Aim of the task
Copy each of the entries below word for word, changing nothing.
● ● ● ●
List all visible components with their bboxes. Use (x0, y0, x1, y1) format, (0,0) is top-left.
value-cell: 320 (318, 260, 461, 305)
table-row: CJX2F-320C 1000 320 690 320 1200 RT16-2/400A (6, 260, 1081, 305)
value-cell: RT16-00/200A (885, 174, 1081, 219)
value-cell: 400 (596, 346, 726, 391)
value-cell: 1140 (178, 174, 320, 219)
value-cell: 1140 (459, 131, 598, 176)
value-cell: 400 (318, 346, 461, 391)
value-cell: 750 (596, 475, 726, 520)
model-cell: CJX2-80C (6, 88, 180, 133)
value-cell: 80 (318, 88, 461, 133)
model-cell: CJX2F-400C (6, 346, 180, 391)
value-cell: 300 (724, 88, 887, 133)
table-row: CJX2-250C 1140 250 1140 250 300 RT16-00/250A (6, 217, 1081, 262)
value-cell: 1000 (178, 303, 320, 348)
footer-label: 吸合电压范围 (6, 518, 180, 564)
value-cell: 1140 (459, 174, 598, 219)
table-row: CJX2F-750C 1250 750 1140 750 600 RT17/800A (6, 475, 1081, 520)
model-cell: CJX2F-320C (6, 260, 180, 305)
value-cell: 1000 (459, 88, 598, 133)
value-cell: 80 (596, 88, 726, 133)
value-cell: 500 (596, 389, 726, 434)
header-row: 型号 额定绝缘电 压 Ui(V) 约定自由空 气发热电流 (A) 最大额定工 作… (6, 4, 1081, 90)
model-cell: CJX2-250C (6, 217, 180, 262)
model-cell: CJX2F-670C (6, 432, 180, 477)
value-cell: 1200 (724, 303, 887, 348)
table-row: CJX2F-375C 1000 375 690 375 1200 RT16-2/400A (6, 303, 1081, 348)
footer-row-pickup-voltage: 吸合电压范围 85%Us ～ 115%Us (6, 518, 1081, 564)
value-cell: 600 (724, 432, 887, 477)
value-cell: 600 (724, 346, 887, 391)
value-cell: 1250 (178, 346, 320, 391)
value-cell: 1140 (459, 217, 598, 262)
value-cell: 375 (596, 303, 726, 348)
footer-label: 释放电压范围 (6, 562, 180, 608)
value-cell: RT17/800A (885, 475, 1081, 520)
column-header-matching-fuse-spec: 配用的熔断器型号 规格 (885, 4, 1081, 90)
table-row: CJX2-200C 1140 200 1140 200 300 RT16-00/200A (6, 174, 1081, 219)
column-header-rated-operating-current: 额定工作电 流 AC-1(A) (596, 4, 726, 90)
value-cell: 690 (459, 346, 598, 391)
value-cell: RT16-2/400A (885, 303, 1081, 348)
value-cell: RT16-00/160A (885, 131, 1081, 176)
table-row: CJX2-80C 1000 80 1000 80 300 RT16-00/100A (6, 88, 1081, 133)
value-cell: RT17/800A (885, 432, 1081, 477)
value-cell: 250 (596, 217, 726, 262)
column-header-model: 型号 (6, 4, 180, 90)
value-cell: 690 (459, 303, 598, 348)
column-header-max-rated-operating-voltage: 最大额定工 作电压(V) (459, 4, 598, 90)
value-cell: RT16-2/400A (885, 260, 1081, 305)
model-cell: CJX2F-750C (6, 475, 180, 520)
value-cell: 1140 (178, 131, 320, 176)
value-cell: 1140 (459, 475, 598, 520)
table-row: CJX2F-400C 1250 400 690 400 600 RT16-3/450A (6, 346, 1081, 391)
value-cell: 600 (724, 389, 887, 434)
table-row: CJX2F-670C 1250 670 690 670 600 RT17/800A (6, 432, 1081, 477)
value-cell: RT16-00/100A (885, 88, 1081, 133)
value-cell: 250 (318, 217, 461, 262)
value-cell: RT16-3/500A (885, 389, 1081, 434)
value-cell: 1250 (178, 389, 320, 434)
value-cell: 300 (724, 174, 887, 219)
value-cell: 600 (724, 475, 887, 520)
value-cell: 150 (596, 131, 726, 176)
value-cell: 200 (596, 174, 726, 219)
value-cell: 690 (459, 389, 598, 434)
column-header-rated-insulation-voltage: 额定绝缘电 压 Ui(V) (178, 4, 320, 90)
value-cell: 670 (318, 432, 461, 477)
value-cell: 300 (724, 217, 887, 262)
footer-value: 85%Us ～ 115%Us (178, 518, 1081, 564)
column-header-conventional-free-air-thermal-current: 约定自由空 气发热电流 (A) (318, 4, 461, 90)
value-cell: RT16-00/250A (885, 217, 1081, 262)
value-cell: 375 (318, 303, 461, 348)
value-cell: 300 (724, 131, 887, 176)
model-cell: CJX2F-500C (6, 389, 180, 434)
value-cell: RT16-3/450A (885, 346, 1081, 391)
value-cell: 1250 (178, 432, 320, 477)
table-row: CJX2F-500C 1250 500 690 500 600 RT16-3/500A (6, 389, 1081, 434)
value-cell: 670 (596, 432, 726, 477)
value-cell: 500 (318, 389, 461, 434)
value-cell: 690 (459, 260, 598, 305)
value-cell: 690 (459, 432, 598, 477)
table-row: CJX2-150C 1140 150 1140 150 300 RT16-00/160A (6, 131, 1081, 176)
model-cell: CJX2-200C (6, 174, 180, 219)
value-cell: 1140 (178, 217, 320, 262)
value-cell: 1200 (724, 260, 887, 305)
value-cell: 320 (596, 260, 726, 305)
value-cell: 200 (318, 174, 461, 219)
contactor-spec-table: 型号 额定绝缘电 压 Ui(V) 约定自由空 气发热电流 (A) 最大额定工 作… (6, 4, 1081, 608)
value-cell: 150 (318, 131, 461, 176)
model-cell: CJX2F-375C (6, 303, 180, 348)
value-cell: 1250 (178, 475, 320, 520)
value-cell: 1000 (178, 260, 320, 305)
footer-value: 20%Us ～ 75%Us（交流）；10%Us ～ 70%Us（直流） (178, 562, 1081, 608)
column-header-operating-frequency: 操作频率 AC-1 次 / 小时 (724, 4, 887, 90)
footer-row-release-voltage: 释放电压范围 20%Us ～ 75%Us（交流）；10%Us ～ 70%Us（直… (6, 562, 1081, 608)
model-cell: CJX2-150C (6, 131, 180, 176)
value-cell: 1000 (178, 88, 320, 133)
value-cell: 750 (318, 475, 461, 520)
● ● ● ●
Written answer
List all visible components with their bboxes. Use (x0, y0, x1, y1) format, (0,0) is top-left.
value-cell: 320 (318, 260, 461, 305)
table-row: CJX2F-320C 1000 320 690 320 1200 RT16-2/400A (6, 260, 1081, 305)
value-cell: RT16-00/200A (885, 174, 1081, 219)
value-cell: 400 (596, 346, 726, 391)
value-cell: 1140 (178, 174, 320, 219)
value-cell: 1140 (459, 131, 598, 176)
value-cell: 400 (318, 346, 461, 391)
value-cell: 750 (596, 475, 726, 520)
model-cell: CJX2-80C (6, 88, 180, 133)
value-cell: 80 (318, 88, 461, 133)
model-cell: CJX2F-400C (6, 346, 180, 391)
value-cell: 300 (724, 88, 887, 133)
table-row: CJX2-250C 1140 250 1140 250 300 RT16-00/250A (6, 217, 1081, 262)
value-cell: 1000 (178, 303, 320, 348)
footer-label: 吸合电压范围 (6, 518, 180, 564)
value-cell: 1140 (459, 174, 598, 219)
table-row: CJX2F-750C 1250 750 1140 750 600 RT17/800A (6, 475, 1081, 520)
model-cell: CJX2F-320C (6, 260, 180, 305)
value-cell: 1000 (459, 88, 598, 133)
value-cell: 80 (596, 88, 726, 133)
value-cell: 500 (596, 389, 726, 434)
header-row: 型号 额定绝缘电 压 Ui(V) 约定自由空 气发热电流 (A) 最大额定工 作… (6, 4, 1081, 90)
model-cell: CJX2-250C (6, 217, 180, 262)
model-cell: CJX2F-670C (6, 432, 180, 477)
value-cell: 1200 (724, 303, 887, 348)
table-row: CJX2F-375C 1000 375 690 375 1200 RT16-2/400A (6, 303, 1081, 348)
footer-row-pickup-voltage: 吸合电压范围 85%Us ～ 115%Us (6, 518, 1081, 564)
value-cell: 600 (724, 432, 887, 477)
value-cell: 600 (724, 346, 887, 391)
value-cell: 1250 (178, 346, 320, 391)
value-cell: 1140 (459, 217, 598, 262)
value-cell: 375 (596, 303, 726, 348)
footer-label: 释放电压范围 (6, 562, 180, 608)
value-cell: RT17/800A (885, 475, 1081, 520)
column-header-matching-fuse-spec: 配用的熔断器型号 规格 (885, 4, 1081, 90)
table-row: CJX2-200C 1140 200 1140 200 300 RT16-00/200A (6, 174, 1081, 219)
column-header-rated-operating-current: 额定工作电 流 AC-1(A) (596, 4, 726, 90)
value-cell: 690 (459, 346, 598, 391)
value-cell: RT16-2/400A (885, 303, 1081, 348)
value-cell: RT16-00/160A (885, 131, 1081, 176)
table-row: CJX2-80C 1000 80 1000 80 300 RT16-00/100A (6, 88, 1081, 133)
value-cell: RT17/800A (885, 432, 1081, 477)
value-cell: 250 (596, 217, 726, 262)
column-header-model: 型号 (6, 4, 180, 90)
value-cell: 690 (459, 303, 598, 348)
column-header-max-rated-operating-voltage: 最大额定工 作电压(V) (459, 4, 598, 90)
value-cell: RT16-2/400A (885, 260, 1081, 305)
model-cell: CJX2F-750C (6, 475, 180, 520)
value-cell: 1140 (178, 131, 320, 176)
value-cell: 1140 (459, 475, 598, 520)
table-row: CJX2F-400C 1250 400 690 400 600 RT16-3/450A (6, 346, 1081, 391)
value-cell: 600 (724, 389, 887, 434)
table-row: CJX2F-670C 1250 670 690 670 600 RT17/800A (6, 432, 1081, 477)
value-cell: RT16-00/100A (885, 88, 1081, 133)
value-cell: 250 (318, 217, 461, 262)
value-cell: RT16-3/500A (885, 389, 1081, 434)
value-cell: 1250 (178, 389, 320, 434)
value-cell: 300 (724, 174, 887, 219)
value-cell: 600 (724, 475, 887, 520)
value-cell: 150 (596, 131, 726, 176)
value-cell: 200 (596, 174, 726, 219)
value-cell: 690 (459, 389, 598, 434)
column-header-rated-insulation-voltage: 额定绝缘电 压 Ui(V) (178, 4, 320, 90)
value-cell: 670 (318, 432, 461, 477)
value-cell: 300 (724, 217, 887, 262)
footer-value: 85%Us ～ 115%Us (178, 518, 1081, 564)
column-header-conventional-free-air-thermal-current: 约定自由空 气发热电流 (A) (318, 4, 461, 90)
value-cell: RT16-00/250A (885, 217, 1081, 262)
value-cell: 375 (318, 303, 461, 348)
value-cell: 300 (724, 131, 887, 176)
model-cell: CJX2F-500C (6, 389, 180, 434)
value-cell: RT16-3/450A (885, 346, 1081, 391)
value-cell: 1250 (178, 432, 320, 477)
table-row: CJX2F-500C 1250 500 690 500 600 RT16-3/500A (6, 389, 1081, 434)
value-cell: 670 (596, 432, 726, 477)
value-cell: 500 (318, 389, 461, 434)
value-cell: 690 (459, 260, 598, 305)
value-cell: 690 (459, 432, 598, 477)
table-row: CJX2-150C 1140 150 1140 150 300 RT16-00/160A (6, 131, 1081, 176)
model-cell: CJX2-200C (6, 174, 180, 219)
value-cell: 1140 (178, 217, 320, 262)
value-cell: 1200 (724, 260, 887, 305)
value-cell: 320 (596, 260, 726, 305)
value-cell: 200 (318, 174, 461, 219)
contactor-spec-table: 型号 额定绝缘电 压 Ui(V) 约定自由空 气发热电流 (A) 最大额定工 作… (6, 4, 1081, 608)
value-cell: 150 (318, 131, 461, 176)
model-cell: CJX2F-375C (6, 303, 180, 348)
value-cell: 1250 (178, 475, 320, 520)
value-cell: 1000 (178, 260, 320, 305)
footer-value: 20%Us ～ 75%Us（交流）；10%Us ～ 70%Us（直流） (178, 562, 1081, 608)
column-header-operating-frequency: 操作频率 AC-1 次 / 小时 (724, 4, 887, 90)
footer-row-release-voltage: 释放电压范围 20%Us ～ 75%Us（交流）；10%Us ～ 70%Us（直… (6, 562, 1081, 608)
model-cell: CJX2-150C (6, 131, 180, 176)
value-cell: 1000 (178, 88, 320, 133)
value-cell: 750 (318, 475, 461, 520)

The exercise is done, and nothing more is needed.